▶ **Work instructions**
Skip the images and return the records below exactly.

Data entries
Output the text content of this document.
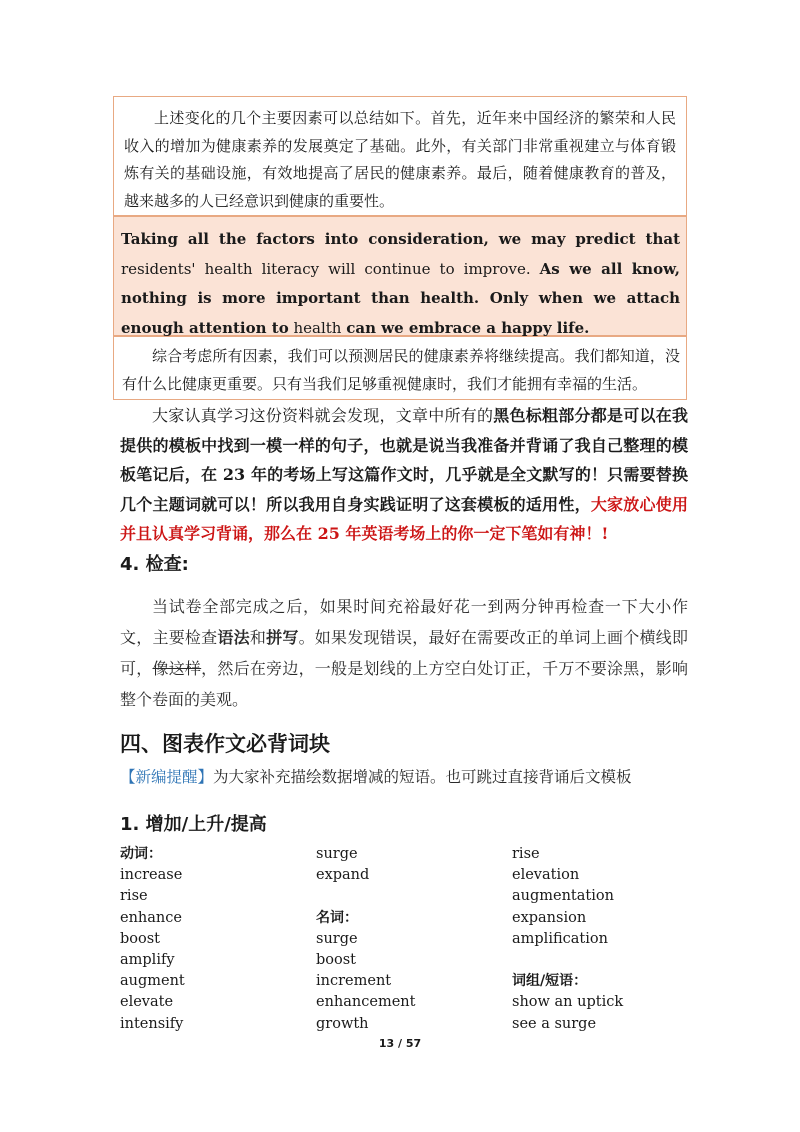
上述变化的几个主要因素可以总结如下。首先，近年来中国经济的繁荣和人民收入的增加为健康素养的发展奠定了基础。此外，有关部门非常重视建立与体育锻炼有关的基础设施，有效地提高了居民的健康素养。最后，随着健康教育的普及，越来越多的人已经意识到健康的重要性。
Taking all the factors into consideration, we may predict that residents' health literacy will continue to improve. As we all know, nothing is more important than health. Only when we attach enough attention to health can we embrace a happy life.
综合考虑所有因素，我们可以预测居民的健康素养将继续提高。我们都知道，没有什么比健康更重要。只有当我们足够重视健康时，我们才能拥有幸福的生活。
大家认真学习这份资料就会发现，文章中所有的黑色标粗部分都是可以在我提供的模板中找到一模一样的句子，也就是说当我准备并背诵了我自己整理的模板笔记后，在 23 年的考场上写这篇作文时，几乎就是全文默写的！只需要替换几个主题词就可以！所以我用自身实践证明了这套模板的适用性，大家放心使用并且认真学习背诵，那么在 25 年英语考场上的你一定下笔如有神！!
4. 检查:
当试卷全部完成之后，如果时间充裕最好花一到两分钟再检查一下大小作文，主要检查语法和拼写。如果发现错误，最好在需要改正的单词上画个横线即可，像这样，然后在旁边，一般是划线的上方空白处订正，千万不要涂黑，影响整个卷面的美观。
四、图表作文必背词块
【新编提醒】为大家补充描绘数据增减的短语。也可跳过直接背诵后文模板
1. 增加/上升/提高
动词：
increase
rise
enhance
boost
amplify
augment
elevate
intensify
surge
expand
名词：
surge
boost
increment
enhancement
growth
rise
elevation
augmentation
expansion
amplification
词组/短语：
show an uptick
see a surge
13 / 57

▶ **Output for this task**
Output the text content of this document.
上述变化的几个主要因素可以总结如下。首先，近年来中国经济的繁荣和人民收入的增加为健康素养的发展奠定了基础。此外，有关部门非常重视建立与体育锻炼有关的基础设施，有效地提高了居民的健康素养。最后，随着健康教育的普及，越来越多的人已经意识到健康的重要性。
Taking all the factors into consideration, we may predict that residents' health literacy will continue to improve. As we all know, nothing is more important than health. Only when we attach enough attention to health can we embrace a happy life.
综合考虑所有因素，我们可以预测居民的健康素养将继续提高。我们都知道，没有什么比健康更重要。只有当我们足够重视健康时，我们才能拥有幸福的生活。
大家认真学习这份资料就会发现，文章中所有的黑色标粗部分都是可以在我提供的模板中找到一模一样的句子，也就是说当我准备并背诵了我自己整理的模板笔记后，在 23 年的考场上写这篇作文时，几乎就是全文默写的！只需要替换几个主题词就可以！所以我用自身实践证明了这套模板的适用性，大家放心使用并且认真学习背诵，那么在 25 年英语考场上的你一定下笔如有神！!
4. 检查:
当试卷全部完成之后，如果时间充裕最好花一到两分钟再检查一下大小作文，主要检查语法和拼写。如果发现错误，最好在需要改正的单词上画个横线即可，像这样，然后在旁边，一般是划线的上方空白处订正，千万不要涂黑，影响整个卷面的美观。
四、图表作文必背词块
【新编提醒】为大家补充描绘数据增减的短语。也可跳过直接背诵后文模板
1. 增加/上升/提高
动词：
increase
rise
enhance
boost
amplify
augment
elevate
intensify
surge
expand
名词：
surge
boost
increment
enhancement
growth
rise
elevation
augmentation
expansion
amplification
词组/短语：
show an uptick
see a surge
13 / 57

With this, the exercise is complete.